■ BRIEF ■
Reproduce the lines of the entries below verbatim, from the line with "y-tick-label: 8 (69, 31, 92, 76)" up to and including the line with "Localize all elements.". Copy only those lines.
--- BEGIN RECORD LIST ---
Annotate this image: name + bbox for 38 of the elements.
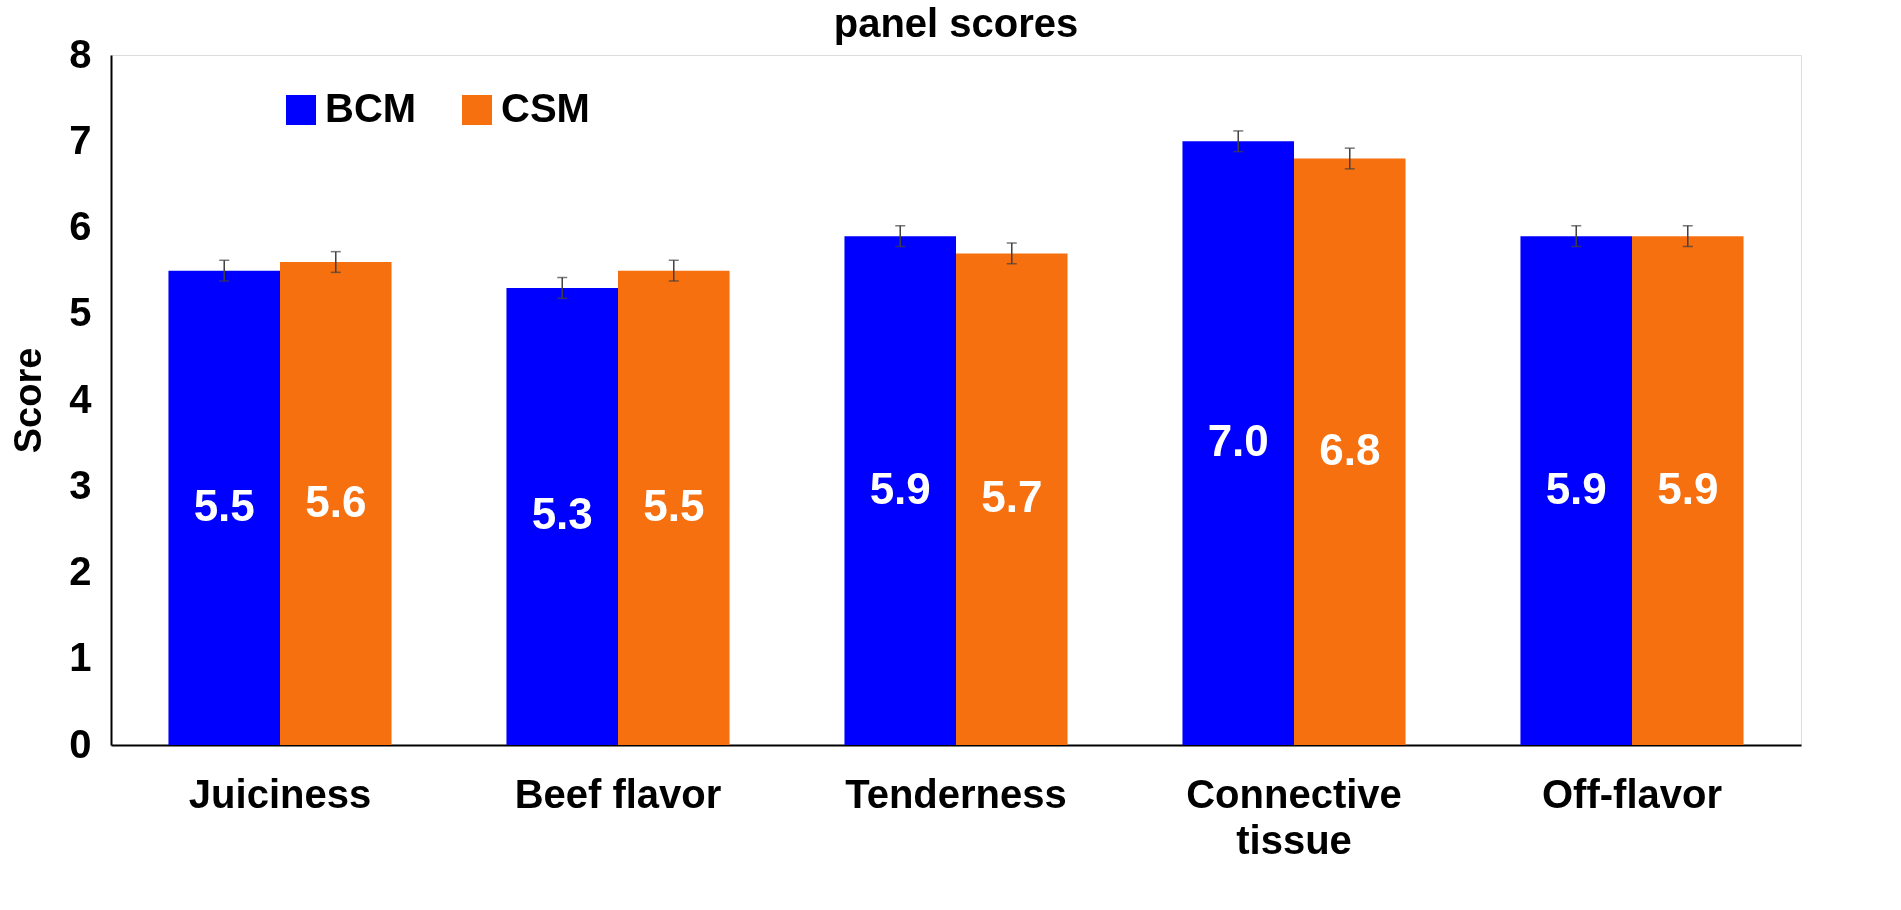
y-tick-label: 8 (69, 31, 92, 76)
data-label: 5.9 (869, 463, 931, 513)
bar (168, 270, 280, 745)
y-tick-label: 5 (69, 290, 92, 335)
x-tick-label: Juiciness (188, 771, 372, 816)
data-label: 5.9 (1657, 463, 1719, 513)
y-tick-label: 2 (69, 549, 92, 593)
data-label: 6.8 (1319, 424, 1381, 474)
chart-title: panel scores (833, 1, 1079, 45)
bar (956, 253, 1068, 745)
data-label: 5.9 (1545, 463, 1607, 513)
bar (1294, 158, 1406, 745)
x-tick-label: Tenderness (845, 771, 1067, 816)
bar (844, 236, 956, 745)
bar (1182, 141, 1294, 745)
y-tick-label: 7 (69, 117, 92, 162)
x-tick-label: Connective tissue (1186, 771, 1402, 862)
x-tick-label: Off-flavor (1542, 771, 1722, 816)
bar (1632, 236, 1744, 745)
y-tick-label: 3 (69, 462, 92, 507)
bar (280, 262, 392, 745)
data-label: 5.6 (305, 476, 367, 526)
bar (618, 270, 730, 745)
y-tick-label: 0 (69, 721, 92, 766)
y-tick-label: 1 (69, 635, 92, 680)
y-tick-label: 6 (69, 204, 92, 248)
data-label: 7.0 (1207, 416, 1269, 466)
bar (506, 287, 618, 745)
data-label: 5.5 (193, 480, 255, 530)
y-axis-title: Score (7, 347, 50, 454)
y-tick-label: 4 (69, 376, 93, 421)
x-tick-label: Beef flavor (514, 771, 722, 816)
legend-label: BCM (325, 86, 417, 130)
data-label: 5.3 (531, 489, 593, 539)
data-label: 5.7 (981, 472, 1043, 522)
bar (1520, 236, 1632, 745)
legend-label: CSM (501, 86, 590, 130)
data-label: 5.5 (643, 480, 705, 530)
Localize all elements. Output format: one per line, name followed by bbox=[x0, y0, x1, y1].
--- END RECORD LIST ---
--- BEGIN RECORD LIST ---
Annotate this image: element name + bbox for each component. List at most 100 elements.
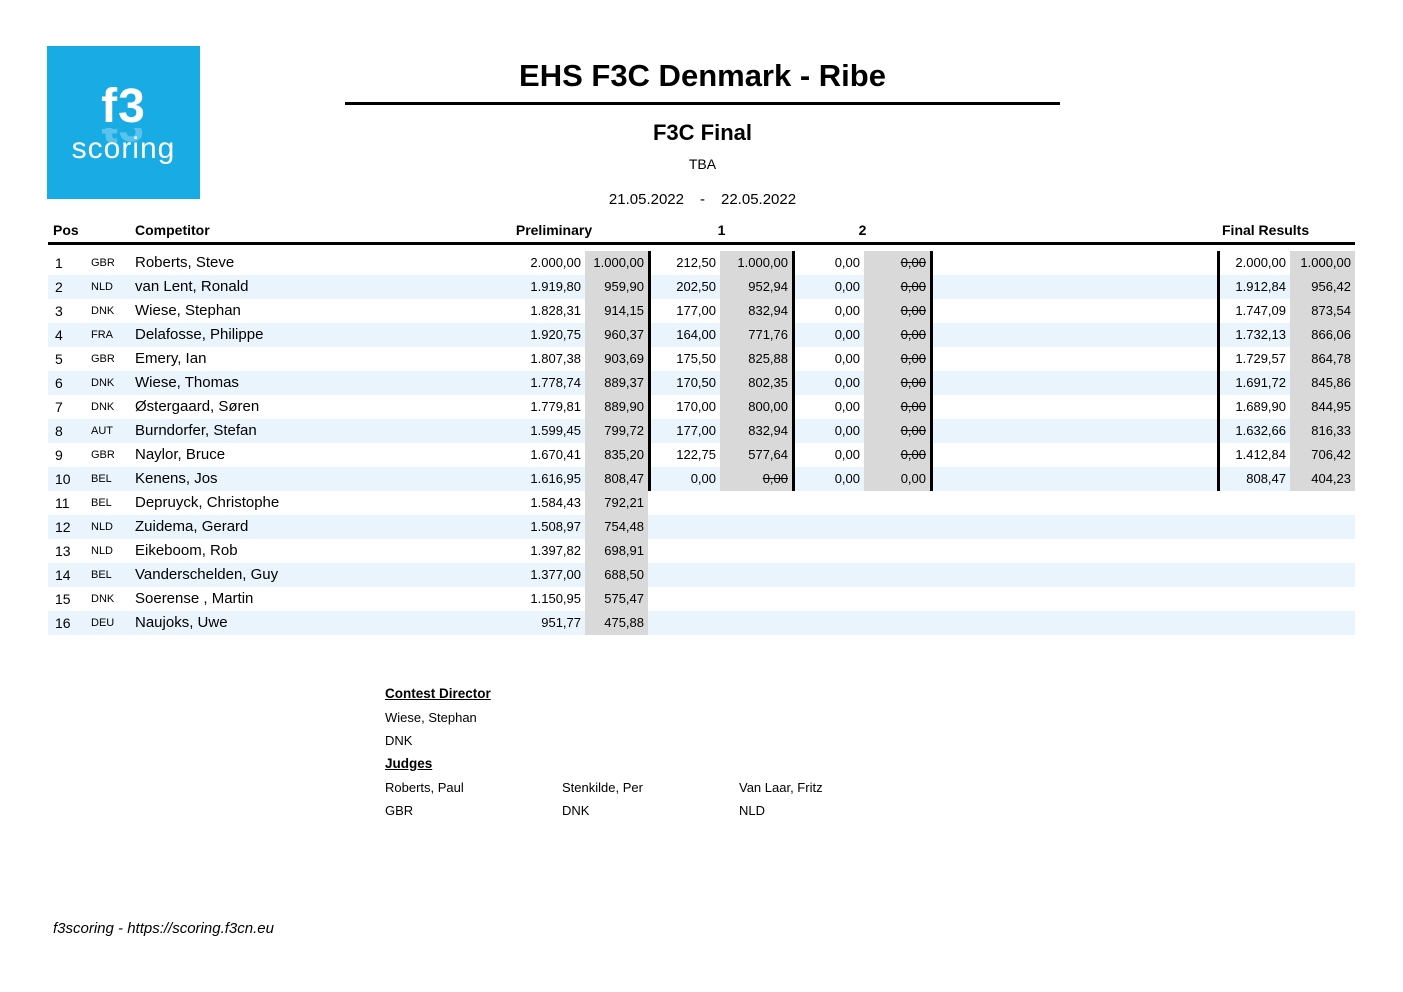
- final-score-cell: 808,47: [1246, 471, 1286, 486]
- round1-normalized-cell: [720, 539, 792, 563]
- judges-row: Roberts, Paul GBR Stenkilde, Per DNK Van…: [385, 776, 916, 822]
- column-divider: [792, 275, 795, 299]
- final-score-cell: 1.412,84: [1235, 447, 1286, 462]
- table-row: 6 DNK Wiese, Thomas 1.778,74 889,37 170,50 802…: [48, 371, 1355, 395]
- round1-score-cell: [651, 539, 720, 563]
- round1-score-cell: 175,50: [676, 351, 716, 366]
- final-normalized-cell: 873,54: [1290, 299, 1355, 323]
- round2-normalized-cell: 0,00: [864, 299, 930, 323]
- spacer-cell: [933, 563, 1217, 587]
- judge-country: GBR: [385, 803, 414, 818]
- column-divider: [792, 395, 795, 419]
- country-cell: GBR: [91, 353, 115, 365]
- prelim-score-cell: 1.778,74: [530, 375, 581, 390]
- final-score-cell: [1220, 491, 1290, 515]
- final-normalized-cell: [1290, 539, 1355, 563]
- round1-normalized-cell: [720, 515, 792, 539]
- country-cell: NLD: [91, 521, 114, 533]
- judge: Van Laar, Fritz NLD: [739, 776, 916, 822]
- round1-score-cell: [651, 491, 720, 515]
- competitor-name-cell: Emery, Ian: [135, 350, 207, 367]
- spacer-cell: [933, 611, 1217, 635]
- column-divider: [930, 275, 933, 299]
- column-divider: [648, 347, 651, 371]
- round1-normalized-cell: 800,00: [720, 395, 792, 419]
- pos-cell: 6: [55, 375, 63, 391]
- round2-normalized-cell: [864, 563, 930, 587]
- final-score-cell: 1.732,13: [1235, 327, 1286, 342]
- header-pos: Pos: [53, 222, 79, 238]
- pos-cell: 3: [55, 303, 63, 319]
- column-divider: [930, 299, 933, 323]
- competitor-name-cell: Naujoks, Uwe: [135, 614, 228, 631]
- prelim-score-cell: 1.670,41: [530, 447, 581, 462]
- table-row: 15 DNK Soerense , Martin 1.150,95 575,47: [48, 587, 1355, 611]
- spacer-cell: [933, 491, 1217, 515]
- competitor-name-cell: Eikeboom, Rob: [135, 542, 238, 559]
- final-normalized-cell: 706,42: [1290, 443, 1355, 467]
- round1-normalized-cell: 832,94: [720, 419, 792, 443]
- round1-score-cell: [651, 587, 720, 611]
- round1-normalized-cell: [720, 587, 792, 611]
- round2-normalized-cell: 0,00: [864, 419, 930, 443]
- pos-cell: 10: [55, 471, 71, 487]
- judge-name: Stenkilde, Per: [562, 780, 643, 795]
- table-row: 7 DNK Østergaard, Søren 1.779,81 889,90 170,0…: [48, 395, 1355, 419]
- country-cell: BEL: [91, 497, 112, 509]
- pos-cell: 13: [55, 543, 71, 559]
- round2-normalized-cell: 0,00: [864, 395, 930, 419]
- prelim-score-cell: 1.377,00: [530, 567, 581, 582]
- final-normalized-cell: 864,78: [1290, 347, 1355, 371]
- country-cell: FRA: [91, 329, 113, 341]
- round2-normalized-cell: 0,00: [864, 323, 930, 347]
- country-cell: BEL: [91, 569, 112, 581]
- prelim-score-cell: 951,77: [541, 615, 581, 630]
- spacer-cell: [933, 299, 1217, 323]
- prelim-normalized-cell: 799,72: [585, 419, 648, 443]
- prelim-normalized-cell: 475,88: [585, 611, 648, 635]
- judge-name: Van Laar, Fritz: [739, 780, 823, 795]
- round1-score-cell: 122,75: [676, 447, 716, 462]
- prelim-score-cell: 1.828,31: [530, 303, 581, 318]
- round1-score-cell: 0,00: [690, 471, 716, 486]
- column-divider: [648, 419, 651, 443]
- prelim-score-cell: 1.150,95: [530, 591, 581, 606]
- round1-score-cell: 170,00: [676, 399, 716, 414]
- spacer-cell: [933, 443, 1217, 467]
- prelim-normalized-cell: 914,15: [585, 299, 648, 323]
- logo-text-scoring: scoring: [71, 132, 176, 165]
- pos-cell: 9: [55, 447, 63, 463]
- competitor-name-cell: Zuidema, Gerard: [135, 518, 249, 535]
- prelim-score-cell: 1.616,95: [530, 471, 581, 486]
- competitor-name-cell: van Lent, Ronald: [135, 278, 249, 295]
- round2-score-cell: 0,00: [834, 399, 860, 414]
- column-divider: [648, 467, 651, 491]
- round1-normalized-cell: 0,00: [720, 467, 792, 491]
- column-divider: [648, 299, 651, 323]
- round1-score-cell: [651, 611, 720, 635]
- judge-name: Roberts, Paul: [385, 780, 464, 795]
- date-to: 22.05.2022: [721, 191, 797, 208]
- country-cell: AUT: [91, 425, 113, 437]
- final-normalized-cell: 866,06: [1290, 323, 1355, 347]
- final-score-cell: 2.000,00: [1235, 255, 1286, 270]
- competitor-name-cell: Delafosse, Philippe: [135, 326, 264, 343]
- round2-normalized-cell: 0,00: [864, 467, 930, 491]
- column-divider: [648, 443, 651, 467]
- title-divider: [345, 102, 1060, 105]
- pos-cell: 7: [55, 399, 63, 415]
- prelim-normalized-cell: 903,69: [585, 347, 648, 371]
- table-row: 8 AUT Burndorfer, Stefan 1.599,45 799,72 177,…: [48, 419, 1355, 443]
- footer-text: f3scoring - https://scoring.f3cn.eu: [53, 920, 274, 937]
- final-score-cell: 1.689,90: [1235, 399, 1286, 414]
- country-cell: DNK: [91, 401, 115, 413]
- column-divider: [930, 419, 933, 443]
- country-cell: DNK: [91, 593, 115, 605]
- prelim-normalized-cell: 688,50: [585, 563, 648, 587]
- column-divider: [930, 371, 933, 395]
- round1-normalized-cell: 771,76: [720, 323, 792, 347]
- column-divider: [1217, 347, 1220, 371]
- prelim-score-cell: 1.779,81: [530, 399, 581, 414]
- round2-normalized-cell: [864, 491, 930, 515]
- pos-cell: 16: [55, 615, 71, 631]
--- END RECORD LIST ---
--- BEGIN RECORD LIST ---
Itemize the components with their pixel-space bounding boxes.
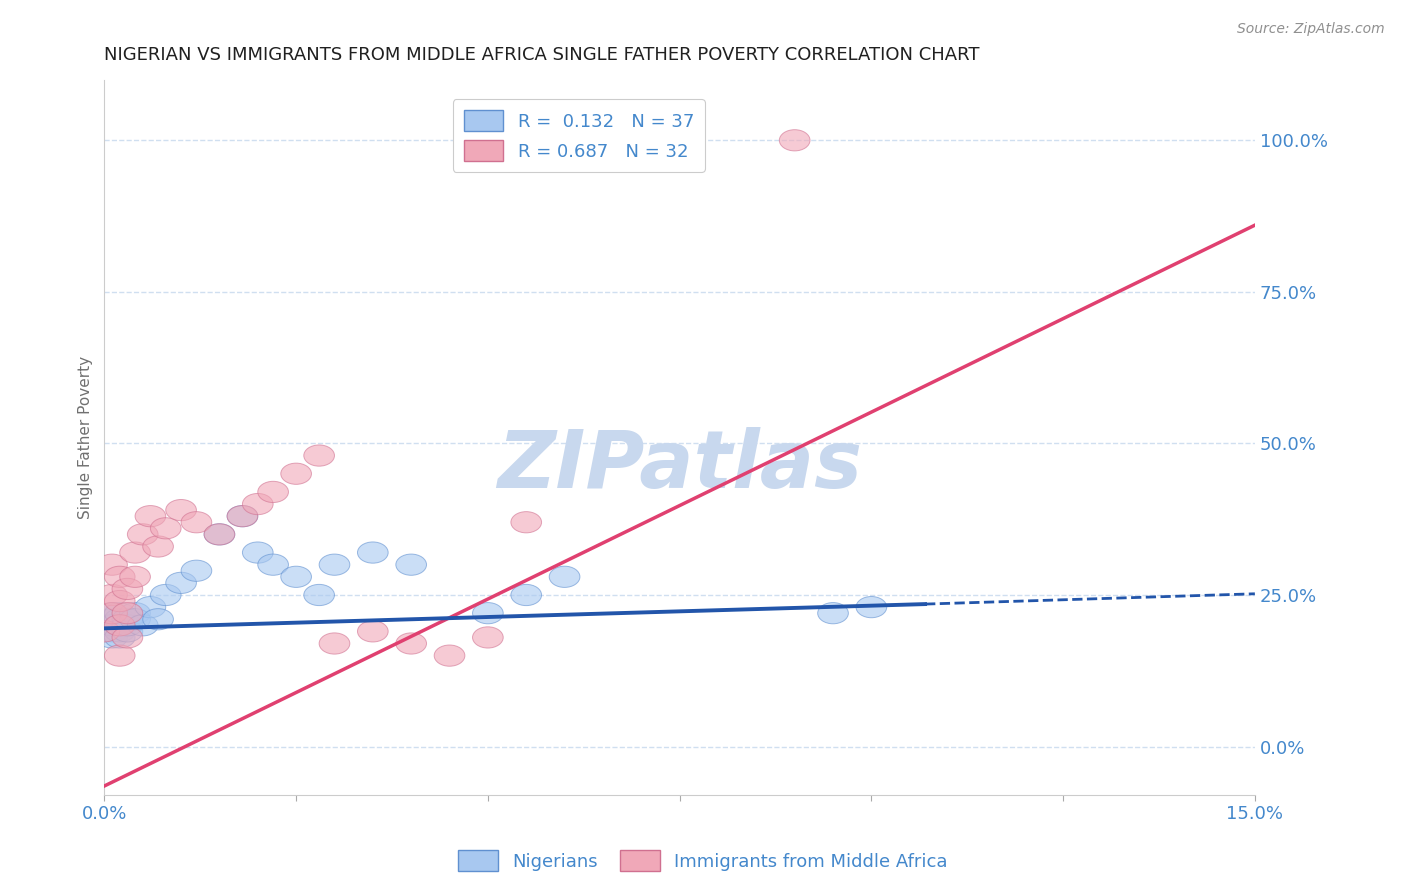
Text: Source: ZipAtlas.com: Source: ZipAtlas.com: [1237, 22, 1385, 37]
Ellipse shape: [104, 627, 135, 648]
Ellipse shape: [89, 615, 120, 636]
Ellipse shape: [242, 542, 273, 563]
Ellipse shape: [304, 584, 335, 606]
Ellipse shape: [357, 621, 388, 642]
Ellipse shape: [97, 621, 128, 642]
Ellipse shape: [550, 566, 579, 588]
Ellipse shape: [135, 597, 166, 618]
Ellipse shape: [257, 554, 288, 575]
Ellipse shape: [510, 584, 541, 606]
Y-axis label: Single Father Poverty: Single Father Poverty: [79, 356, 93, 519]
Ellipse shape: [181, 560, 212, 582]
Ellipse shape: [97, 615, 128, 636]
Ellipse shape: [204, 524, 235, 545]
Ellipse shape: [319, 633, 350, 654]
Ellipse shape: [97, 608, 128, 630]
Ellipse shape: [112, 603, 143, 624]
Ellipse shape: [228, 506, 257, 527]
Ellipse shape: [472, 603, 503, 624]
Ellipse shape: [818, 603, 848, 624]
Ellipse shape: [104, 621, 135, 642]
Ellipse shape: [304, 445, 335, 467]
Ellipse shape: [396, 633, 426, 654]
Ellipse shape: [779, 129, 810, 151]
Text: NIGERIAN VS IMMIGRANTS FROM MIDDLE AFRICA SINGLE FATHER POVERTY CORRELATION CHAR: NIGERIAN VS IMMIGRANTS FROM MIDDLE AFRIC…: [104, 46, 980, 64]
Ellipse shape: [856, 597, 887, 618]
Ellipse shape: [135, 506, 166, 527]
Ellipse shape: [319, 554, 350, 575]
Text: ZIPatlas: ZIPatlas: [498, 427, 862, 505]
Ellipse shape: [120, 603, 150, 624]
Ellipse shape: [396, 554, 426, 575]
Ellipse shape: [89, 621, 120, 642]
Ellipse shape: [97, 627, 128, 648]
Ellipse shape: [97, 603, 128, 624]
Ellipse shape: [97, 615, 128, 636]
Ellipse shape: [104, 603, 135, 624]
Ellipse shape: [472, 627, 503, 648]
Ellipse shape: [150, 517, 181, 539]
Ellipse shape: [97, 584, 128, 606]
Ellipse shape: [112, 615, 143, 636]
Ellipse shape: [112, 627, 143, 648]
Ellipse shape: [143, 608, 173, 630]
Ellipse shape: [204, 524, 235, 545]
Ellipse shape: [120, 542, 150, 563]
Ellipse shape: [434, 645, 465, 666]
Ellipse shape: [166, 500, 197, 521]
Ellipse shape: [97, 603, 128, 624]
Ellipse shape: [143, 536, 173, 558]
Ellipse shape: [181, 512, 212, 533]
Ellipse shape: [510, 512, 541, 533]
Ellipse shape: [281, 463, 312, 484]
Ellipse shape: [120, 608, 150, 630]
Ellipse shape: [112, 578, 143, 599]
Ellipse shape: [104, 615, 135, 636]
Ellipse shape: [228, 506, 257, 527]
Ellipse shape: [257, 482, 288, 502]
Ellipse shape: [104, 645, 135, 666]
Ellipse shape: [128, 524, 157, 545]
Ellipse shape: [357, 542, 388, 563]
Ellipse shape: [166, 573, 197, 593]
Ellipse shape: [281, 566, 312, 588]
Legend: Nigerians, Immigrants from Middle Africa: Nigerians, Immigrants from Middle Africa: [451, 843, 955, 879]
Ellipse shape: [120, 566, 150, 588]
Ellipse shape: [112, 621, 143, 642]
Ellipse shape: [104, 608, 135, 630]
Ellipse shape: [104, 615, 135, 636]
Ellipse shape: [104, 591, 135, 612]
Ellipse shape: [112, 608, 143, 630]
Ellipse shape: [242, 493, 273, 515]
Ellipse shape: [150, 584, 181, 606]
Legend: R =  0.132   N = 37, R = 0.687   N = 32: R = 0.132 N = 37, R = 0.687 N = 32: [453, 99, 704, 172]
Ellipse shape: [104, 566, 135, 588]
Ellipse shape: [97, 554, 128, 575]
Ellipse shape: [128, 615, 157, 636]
--- END RECORD LIST ---
■ OUTPUT BELOW ■
y-tick-label: 8 (69, 31, 92, 76)
data-label: 5.9 (869, 463, 931, 513)
bar (168, 270, 280, 745)
y-tick-label: 5 (69, 290, 92, 335)
x-tick-label: Juiciness (188, 771, 372, 816)
data-label: 5.9 (1657, 463, 1719, 513)
y-tick-label: 2 (69, 549, 92, 593)
data-label: 6.8 (1319, 424, 1381, 474)
chart-title: panel scores (833, 1, 1079, 45)
bar (956, 253, 1068, 745)
data-label: 5.9 (1545, 463, 1607, 513)
bar (1294, 158, 1406, 745)
x-tick-label: Tenderness (845, 771, 1067, 816)
bar (844, 236, 956, 745)
bar (1182, 141, 1294, 745)
y-tick-label: 7 (69, 117, 92, 162)
x-tick-label: Connective tissue (1186, 771, 1402, 862)
x-tick-label: Off-flavor (1542, 771, 1722, 816)
bar (1632, 236, 1744, 745)
y-tick-label: 3 (69, 462, 92, 507)
bar (280, 262, 392, 745)
data-label: 5.6 (305, 476, 367, 526)
bar (618, 270, 730, 745)
y-tick-label: 0 (69, 721, 92, 766)
y-tick-label: 1 (69, 635, 92, 680)
y-tick-label: 6 (69, 204, 92, 248)
data-label: 7.0 (1207, 416, 1269, 466)
bar (506, 287, 618, 745)
data-label: 5.5 (193, 480, 255, 530)
y-axis-title: Score (7, 347, 50, 454)
y-tick-label: 4 (69, 376, 93, 421)
x-tick-label: Beef flavor (514, 771, 722, 816)
legend-label: BCM (325, 86, 417, 130)
data-label: 5.3 (531, 489, 593, 539)
data-label: 5.7 (981, 472, 1043, 522)
bar (1520, 236, 1632, 745)
legend-label: CSM (501, 86, 590, 130)
data-label: 5.5 (643, 480, 705, 530)
Localize all elements. Output format: one per line, name followed by bbox=[x0, y0, x1, y1].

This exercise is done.